**Task prompt**
Show all lines that include the string "grid"; copy each one.

>> BEGIN

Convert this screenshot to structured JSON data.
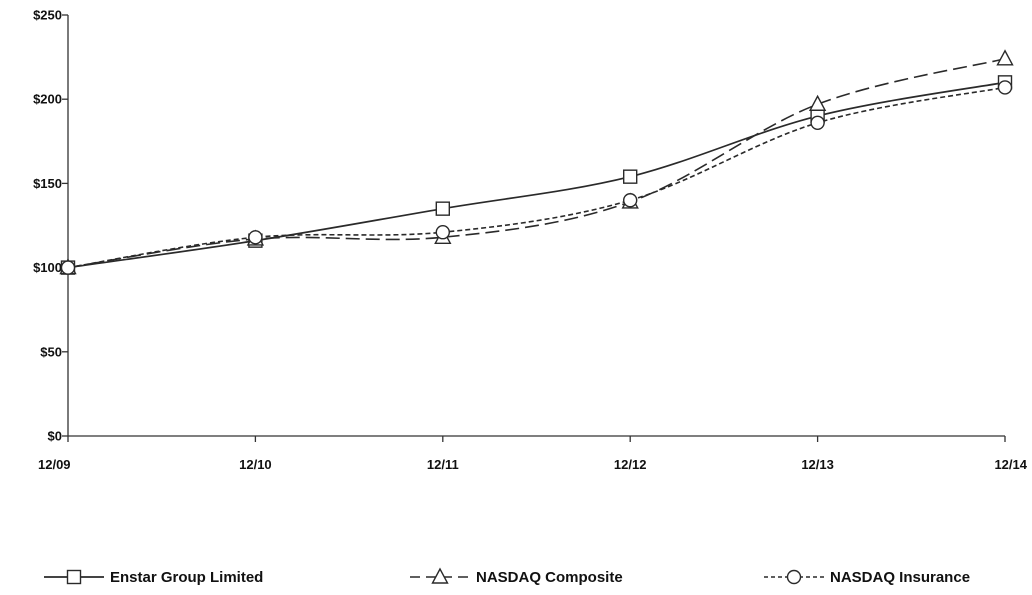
{
  "chart_data": {
    "type": "line",
    "title": "",
    "xlabel": "",
    "ylabel": "",
    "categories": [
      "12/09",
      "12/10",
      "12/11",
      "12/12",
      "12/13",
      "12/14"
    ],
    "ylim": [
      0,
      250
    ],
    "yticks": [
      0,
      50,
      100,
      150,
      200,
      250
    ],
    "ytick_labels": [
      "$0",
      "$50",
      "$100",
      "$150",
      "$200",
      "$250"
    ],
    "grid": false,
    "legend_position": "bottom",
    "series": [
      {
        "name": "Enstar Group Limited",
        "values": [
          100,
          116,
          135,
          154,
          190,
          210
        ],
        "marker": "square",
        "dash": "solid"
      },
      {
        "name": "NASDAQ Composite",
        "values": [
          100,
          117,
          118,
          139,
          197,
          224
        ],
        "marker": "triangle",
        "dash": "dashed"
      },
      {
        "name": "NASDAQ Insurance",
        "values": [
          100,
          118,
          121,
          140,
          186,
          207
        ],
        "marker": "circle",
        "dash": "dotted"
      }
    ]
  }
}
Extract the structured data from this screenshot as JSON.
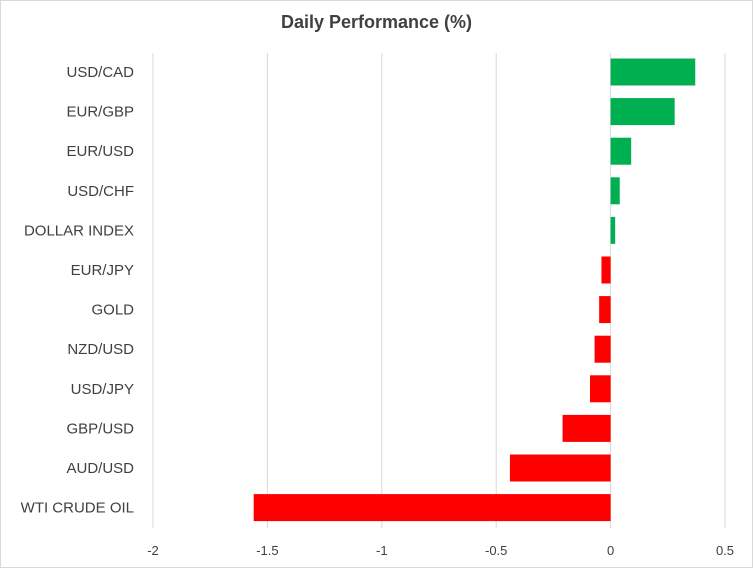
{
  "chart_data": {
    "type": "bar",
    "orientation": "horizontal",
    "title": "Daily Performance (%)",
    "xlabel": "",
    "ylabel": "",
    "categories": [
      "USD/CAD",
      "EUR/GBP",
      "EUR/USD",
      "USD/CHF",
      "DOLLAR INDEX",
      "EUR/JPY",
      "GOLD",
      "NZD/USD",
      "USD/JPY",
      "GBP/USD",
      "AUD/USD",
      "WTI CRUDE OIL"
    ],
    "values": [
      0.37,
      0.28,
      0.09,
      0.04,
      0.02,
      -0.04,
      -0.05,
      -0.07,
      -0.09,
      -0.21,
      -0.44,
      -1.56
    ],
    "xlim": [
      -2,
      0.5
    ],
    "xticks": [
      -2,
      -1.5,
      -1,
      -0.5,
      0,
      0.5
    ],
    "xtick_labels": [
      "-2",
      "-1.5",
      "-1",
      "-0.5",
      "0",
      "0.5"
    ],
    "grid": "vertical",
    "legend": "none",
    "colors": {
      "positive": "#00b050",
      "negative": "#ff0000",
      "grid": "#d9d9d9",
      "text": "#404040"
    }
  }
}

>> END

**Answer below**
    "grid": false,
    "grid": "vertical",
      "grid": "#d9d9d9",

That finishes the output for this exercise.